Stated problem:
Reproduce every record below exactly as written, but leave out any pictures.

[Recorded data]
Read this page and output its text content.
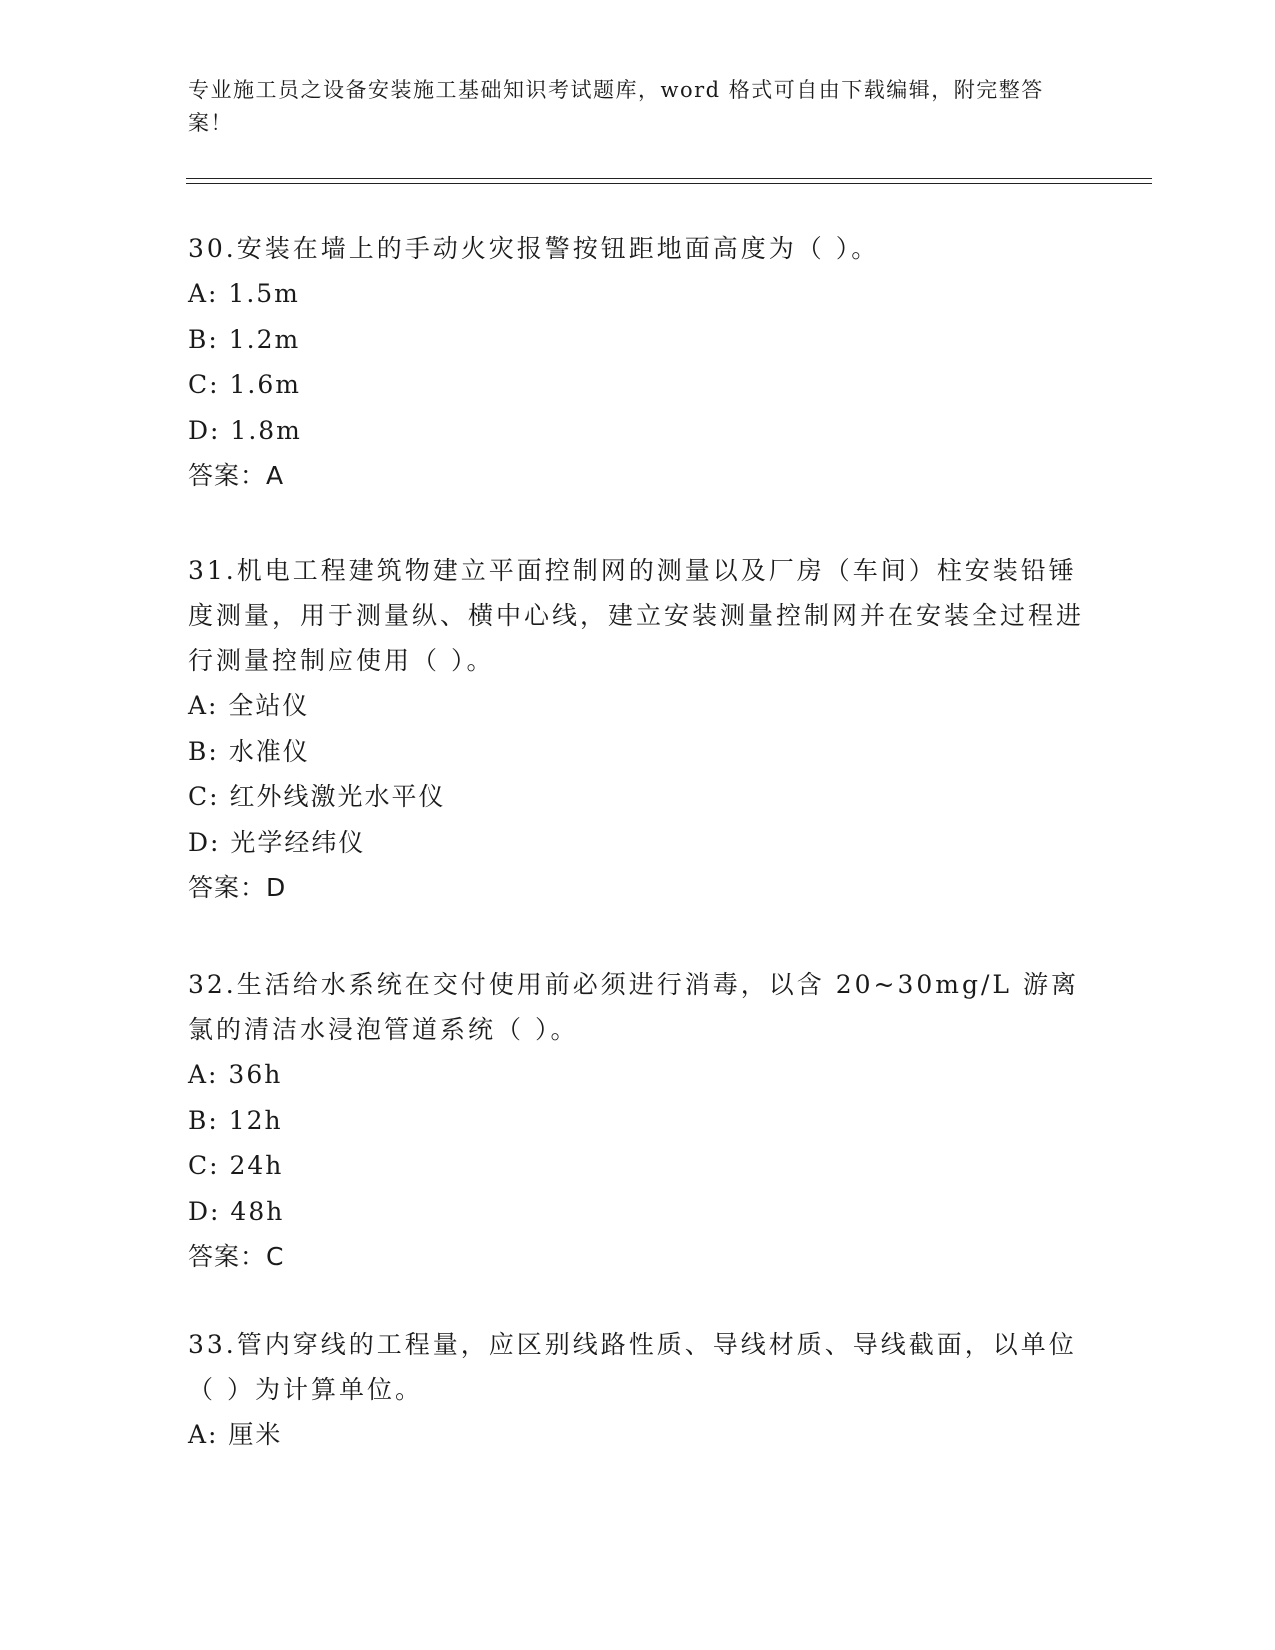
专业施工员之设备安装施工基础知识考试题库，word 格式可自由下载编辑，附完整答案！

30.安装在墙上的手动火灾报警按钮距地面高度为（ ）。

A: 1.5m

B: 1.2m

C: 1.6m

D: 1.8m

答案：A

31.机电工程建筑物建立平面控制网的测量以及厂房（车间）柱安装铅锤度测量，用于测量纵、横中心线，建立安装测量控制网并在安装全过程进行测量控制应使用（ ）。

A: 全站仪

B: 水准仪

C: 红外线激光水平仪

D: 光学经纬仪

答案：D

32.生活给水系统在交付使用前必须进行消毒，以含 20~30mg/L 游离氯的清洁水浸泡管道系统（ ）。

A: 36h

B: 12h

C: 24h

D: 48h

答案：C

33.管内穿线的工程量，应区别线路性质、导线材质、导线截面，以单位（ ）为计算单位。

A: 厘米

The answer:
Read this page and output its text content.
专业施工员之设备安装施工基础知识考试题库，word 格式可自由下载编辑，附完整答案！

30.安装在墙上的手动火灾报警按钮距地面高度为（ ）。

A: 1.5m

B: 1.2m

C: 1.6m

D: 1.8m

答案：A

31.机电工程建筑物建立平面控制网的测量以及厂房（车间）柱安装铅锤度测量，用于测量纵、横中心线，建立安装测量控制网并在安装全过程进行测量控制应使用（ ）。

A: 全站仪

B: 水准仪

C: 红外线激光水平仪

D: 光学经纬仪

答案：D

32.生活给水系统在交付使用前必须进行消毒，以含 20~30mg/L 游离氯的清洁水浸泡管道系统（ ）。

A: 36h

B: 12h

C: 24h

D: 48h

答案：C

33.管内穿线的工程量，应区别线路性质、导线材质、导线截面，以单位（ ）为计算单位。

A: 厘米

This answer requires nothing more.